** start **

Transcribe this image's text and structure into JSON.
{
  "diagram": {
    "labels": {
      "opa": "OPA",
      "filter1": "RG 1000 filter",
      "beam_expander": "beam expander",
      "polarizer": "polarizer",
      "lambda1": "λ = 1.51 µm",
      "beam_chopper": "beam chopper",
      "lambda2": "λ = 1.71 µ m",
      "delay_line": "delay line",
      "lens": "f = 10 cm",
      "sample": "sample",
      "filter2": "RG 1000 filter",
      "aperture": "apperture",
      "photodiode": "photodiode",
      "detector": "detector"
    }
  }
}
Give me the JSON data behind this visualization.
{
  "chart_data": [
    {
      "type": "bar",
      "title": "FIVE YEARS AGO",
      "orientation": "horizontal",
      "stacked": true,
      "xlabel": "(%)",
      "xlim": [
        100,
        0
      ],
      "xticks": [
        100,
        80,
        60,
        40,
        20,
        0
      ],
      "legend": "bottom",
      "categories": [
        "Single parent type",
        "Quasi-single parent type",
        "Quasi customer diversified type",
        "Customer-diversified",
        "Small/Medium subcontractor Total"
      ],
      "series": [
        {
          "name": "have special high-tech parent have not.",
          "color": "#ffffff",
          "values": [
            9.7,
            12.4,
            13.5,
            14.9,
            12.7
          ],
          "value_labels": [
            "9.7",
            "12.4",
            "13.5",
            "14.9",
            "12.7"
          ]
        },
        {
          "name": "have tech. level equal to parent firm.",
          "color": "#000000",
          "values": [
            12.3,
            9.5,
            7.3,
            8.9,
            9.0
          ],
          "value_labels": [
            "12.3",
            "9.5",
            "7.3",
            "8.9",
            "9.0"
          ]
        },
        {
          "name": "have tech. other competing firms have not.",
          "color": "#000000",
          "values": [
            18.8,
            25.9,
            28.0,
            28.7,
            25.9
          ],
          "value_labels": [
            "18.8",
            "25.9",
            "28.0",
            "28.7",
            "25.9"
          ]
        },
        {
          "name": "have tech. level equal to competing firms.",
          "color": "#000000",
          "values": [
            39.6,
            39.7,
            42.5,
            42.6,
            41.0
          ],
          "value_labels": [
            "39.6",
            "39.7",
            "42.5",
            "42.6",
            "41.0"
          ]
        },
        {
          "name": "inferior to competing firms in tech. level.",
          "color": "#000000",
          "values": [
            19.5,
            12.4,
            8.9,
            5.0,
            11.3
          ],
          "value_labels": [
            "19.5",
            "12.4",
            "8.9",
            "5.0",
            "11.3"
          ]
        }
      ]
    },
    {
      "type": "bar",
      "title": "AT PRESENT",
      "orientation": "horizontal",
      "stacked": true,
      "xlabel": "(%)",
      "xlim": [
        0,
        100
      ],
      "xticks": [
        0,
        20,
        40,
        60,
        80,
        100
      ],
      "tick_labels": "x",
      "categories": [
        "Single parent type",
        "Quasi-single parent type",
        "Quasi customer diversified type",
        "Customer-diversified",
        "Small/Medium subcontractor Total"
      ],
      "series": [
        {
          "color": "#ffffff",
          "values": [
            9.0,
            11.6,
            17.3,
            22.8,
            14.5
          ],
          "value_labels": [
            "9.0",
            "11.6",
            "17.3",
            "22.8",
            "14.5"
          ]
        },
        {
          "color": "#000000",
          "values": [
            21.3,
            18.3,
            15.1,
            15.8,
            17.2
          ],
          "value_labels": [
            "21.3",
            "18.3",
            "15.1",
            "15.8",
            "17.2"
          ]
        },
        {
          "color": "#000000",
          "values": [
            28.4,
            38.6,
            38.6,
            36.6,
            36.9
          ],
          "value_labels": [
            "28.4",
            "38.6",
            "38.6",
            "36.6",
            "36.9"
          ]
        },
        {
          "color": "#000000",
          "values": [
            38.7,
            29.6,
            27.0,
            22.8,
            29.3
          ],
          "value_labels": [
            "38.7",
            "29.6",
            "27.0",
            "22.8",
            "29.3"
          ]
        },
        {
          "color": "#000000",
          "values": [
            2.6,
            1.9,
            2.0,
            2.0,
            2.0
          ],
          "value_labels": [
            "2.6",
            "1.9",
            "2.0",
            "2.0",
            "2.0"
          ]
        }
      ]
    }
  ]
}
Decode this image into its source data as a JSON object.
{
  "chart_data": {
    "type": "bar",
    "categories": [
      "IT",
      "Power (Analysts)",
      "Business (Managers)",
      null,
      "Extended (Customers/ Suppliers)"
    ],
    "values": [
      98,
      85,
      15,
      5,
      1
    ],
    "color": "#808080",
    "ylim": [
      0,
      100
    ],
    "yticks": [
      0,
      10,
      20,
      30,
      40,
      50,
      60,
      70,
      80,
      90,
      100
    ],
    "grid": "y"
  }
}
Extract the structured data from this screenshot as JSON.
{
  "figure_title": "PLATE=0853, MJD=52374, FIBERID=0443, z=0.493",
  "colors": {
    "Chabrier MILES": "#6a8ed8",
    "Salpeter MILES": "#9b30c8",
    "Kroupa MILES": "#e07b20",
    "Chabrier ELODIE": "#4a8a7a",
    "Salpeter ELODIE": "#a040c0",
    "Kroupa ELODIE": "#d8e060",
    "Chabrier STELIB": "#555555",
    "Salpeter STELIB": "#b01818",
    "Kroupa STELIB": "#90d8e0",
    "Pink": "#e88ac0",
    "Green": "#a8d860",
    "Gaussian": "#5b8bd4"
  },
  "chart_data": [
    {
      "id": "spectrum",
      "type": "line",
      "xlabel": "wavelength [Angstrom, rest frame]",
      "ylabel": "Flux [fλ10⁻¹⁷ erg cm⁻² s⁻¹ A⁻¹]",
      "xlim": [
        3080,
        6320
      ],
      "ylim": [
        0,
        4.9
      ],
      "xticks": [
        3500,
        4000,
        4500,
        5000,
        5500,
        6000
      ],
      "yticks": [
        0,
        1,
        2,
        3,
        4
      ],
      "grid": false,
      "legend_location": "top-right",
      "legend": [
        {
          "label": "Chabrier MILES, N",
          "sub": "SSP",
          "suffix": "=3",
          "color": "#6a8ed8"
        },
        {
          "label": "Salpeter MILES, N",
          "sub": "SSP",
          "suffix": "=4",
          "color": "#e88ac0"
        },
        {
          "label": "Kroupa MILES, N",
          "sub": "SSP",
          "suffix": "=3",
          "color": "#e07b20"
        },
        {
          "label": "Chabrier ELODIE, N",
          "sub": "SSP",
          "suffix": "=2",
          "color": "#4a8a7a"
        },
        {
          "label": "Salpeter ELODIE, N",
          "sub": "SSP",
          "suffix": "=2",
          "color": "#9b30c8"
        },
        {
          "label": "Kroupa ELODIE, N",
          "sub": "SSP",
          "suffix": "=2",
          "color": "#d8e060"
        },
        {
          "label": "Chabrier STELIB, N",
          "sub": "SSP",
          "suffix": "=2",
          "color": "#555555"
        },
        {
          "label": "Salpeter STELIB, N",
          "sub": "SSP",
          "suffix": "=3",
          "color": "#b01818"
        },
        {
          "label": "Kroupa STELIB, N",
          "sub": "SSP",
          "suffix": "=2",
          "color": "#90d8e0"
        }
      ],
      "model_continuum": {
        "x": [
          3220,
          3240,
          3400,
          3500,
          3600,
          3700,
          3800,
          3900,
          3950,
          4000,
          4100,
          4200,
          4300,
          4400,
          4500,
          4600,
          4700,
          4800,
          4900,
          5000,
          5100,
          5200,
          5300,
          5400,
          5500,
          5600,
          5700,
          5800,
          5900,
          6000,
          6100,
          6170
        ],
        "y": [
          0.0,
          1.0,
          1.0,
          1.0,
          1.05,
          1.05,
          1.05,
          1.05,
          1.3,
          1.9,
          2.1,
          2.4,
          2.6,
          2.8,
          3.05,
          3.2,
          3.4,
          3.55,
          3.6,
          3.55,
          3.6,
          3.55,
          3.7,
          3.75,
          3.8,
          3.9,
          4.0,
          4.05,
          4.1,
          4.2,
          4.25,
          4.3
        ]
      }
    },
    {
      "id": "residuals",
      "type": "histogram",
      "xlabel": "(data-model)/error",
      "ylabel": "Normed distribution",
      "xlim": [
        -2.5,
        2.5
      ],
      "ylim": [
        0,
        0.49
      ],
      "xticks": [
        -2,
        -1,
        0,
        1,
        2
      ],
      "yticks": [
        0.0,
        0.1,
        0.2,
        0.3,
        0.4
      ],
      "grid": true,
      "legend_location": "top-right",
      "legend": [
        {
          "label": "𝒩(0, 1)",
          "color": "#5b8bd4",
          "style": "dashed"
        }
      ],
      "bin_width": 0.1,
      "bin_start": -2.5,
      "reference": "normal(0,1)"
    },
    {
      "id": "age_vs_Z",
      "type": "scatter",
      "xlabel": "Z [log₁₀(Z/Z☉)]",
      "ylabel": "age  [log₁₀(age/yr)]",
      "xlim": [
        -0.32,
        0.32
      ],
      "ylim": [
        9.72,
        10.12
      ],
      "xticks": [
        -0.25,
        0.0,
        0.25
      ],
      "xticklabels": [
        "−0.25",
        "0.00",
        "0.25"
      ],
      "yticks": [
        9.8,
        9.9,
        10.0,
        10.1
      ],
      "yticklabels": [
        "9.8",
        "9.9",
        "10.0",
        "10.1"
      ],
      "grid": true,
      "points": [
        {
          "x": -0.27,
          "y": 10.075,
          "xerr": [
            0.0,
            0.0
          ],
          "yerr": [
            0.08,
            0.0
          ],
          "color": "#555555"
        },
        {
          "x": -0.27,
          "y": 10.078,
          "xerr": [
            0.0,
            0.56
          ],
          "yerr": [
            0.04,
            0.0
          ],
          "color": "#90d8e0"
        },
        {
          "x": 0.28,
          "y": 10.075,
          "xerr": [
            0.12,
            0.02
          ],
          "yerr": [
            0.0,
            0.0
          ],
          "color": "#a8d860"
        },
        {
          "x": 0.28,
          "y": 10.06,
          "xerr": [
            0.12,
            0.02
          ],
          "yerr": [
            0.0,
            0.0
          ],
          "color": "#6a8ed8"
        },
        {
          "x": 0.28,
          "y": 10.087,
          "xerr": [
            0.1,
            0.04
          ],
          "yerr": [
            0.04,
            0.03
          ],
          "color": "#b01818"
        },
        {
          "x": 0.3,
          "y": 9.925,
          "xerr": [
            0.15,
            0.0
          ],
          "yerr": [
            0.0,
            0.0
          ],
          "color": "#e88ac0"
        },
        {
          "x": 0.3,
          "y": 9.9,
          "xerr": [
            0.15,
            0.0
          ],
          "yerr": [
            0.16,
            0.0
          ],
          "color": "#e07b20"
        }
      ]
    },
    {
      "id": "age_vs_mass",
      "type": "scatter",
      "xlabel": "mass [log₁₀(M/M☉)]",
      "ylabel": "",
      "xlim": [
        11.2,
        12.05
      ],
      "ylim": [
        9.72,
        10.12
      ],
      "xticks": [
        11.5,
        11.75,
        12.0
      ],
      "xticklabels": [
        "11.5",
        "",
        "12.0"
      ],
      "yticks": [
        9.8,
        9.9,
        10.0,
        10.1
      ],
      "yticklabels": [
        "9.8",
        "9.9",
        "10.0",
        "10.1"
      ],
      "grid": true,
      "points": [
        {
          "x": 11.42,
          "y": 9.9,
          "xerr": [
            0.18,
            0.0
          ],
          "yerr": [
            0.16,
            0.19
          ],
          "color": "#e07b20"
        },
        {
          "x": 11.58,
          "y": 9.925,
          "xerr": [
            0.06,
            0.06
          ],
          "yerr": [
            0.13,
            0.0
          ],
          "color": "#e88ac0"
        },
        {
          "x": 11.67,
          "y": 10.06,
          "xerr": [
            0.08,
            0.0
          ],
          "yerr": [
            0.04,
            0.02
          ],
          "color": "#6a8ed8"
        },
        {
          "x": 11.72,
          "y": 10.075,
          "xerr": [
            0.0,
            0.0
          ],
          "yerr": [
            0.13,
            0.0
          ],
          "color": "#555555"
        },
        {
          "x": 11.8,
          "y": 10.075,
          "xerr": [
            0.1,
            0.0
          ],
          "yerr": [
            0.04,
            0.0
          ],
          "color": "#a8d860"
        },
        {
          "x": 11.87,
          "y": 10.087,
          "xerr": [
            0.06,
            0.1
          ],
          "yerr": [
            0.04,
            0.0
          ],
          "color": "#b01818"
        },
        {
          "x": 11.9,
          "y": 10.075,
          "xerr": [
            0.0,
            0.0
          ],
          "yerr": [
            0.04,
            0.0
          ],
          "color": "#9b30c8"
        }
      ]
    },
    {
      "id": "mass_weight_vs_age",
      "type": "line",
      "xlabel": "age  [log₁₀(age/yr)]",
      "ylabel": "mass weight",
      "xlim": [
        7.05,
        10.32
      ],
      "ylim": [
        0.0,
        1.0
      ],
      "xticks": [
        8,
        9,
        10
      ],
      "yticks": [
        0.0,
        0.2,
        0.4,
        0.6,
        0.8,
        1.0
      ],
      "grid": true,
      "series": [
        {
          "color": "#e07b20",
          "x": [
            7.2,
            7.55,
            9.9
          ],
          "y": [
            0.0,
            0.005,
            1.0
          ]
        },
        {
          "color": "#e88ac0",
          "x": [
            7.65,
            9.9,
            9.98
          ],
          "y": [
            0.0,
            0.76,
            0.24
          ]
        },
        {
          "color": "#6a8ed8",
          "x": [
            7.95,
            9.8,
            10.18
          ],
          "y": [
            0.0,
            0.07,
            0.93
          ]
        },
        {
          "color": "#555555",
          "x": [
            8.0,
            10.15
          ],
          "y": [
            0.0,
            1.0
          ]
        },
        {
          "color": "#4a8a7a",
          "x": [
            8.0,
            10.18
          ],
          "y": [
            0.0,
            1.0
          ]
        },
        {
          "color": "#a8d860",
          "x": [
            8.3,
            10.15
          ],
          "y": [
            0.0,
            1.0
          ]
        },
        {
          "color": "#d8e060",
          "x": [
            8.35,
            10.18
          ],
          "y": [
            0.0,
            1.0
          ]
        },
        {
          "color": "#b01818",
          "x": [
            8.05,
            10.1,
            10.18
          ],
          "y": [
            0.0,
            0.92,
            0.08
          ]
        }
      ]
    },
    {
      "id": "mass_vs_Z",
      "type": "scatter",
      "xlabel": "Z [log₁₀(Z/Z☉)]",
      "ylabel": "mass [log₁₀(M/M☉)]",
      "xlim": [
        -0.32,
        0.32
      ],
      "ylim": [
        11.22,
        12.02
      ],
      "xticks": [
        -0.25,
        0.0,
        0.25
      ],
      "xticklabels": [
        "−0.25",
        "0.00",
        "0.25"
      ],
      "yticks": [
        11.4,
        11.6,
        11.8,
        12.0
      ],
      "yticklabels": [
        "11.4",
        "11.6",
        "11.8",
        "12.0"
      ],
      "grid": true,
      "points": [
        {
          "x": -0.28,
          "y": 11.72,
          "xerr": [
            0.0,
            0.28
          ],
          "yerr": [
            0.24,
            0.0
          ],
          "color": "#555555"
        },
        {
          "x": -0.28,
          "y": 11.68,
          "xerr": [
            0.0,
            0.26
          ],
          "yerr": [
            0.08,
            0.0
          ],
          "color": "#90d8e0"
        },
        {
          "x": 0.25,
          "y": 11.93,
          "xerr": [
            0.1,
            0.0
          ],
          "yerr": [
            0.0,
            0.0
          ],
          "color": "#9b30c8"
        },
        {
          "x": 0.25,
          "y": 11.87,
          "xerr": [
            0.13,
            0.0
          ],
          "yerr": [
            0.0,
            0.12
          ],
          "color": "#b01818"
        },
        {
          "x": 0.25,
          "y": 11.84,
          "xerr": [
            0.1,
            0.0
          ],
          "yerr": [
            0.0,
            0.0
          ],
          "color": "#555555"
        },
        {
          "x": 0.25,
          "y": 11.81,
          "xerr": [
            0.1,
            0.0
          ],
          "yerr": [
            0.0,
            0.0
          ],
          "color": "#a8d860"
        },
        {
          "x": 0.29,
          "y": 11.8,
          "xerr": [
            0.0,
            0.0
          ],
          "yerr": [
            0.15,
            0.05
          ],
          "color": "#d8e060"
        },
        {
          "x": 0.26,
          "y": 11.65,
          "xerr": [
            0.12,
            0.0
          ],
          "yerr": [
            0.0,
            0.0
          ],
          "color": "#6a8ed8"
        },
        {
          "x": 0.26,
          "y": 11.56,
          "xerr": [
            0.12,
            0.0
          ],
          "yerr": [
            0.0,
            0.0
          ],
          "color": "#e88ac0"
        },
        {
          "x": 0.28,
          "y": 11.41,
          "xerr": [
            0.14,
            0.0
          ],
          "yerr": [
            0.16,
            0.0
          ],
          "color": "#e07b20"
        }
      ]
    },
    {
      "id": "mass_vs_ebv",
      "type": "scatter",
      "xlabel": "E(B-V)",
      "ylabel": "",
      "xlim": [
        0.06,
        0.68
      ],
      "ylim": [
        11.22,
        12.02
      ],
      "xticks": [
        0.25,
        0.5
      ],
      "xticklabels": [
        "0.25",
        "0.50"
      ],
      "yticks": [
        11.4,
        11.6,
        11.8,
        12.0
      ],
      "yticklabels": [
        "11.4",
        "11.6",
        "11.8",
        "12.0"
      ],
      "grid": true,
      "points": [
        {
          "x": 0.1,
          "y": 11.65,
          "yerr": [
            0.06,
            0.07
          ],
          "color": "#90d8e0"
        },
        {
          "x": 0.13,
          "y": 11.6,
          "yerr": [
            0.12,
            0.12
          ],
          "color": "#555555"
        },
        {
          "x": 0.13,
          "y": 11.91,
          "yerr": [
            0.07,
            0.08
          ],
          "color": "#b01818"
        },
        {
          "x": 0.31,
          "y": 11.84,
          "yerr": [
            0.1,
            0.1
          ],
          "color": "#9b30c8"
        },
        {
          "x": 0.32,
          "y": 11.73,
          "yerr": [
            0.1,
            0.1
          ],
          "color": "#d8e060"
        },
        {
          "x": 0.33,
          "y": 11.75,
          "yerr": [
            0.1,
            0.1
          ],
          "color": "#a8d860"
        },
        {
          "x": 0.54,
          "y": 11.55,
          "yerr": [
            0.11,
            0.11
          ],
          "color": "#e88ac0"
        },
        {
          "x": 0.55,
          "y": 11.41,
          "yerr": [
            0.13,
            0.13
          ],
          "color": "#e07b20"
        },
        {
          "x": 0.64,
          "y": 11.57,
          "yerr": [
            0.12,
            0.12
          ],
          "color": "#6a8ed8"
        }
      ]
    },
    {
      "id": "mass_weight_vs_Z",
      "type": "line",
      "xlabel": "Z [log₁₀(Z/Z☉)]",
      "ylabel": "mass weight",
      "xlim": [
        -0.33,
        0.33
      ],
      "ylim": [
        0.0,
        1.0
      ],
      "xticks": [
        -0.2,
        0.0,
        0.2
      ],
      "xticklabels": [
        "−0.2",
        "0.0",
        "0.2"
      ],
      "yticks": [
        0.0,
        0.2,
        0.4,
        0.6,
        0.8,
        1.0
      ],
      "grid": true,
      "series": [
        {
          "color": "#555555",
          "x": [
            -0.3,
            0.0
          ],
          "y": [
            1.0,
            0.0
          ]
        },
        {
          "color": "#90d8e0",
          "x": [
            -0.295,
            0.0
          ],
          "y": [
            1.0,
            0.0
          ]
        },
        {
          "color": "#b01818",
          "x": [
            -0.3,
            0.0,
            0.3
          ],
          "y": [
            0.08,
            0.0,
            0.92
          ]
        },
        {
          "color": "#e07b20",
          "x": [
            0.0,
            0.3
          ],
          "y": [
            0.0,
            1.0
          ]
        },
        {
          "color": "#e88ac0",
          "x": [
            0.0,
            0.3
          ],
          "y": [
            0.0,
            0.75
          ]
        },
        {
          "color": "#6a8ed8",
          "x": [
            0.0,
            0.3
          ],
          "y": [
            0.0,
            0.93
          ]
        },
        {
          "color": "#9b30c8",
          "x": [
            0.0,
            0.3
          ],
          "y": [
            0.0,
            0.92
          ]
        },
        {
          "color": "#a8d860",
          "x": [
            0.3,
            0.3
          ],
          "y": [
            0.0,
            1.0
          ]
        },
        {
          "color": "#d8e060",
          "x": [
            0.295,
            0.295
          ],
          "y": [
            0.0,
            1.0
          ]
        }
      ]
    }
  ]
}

** end **

### YOUR INSTRUCTIONS:
Provide only the number of lines in the records containing the string "xlabel".

### WRITTEN ANSWER:
10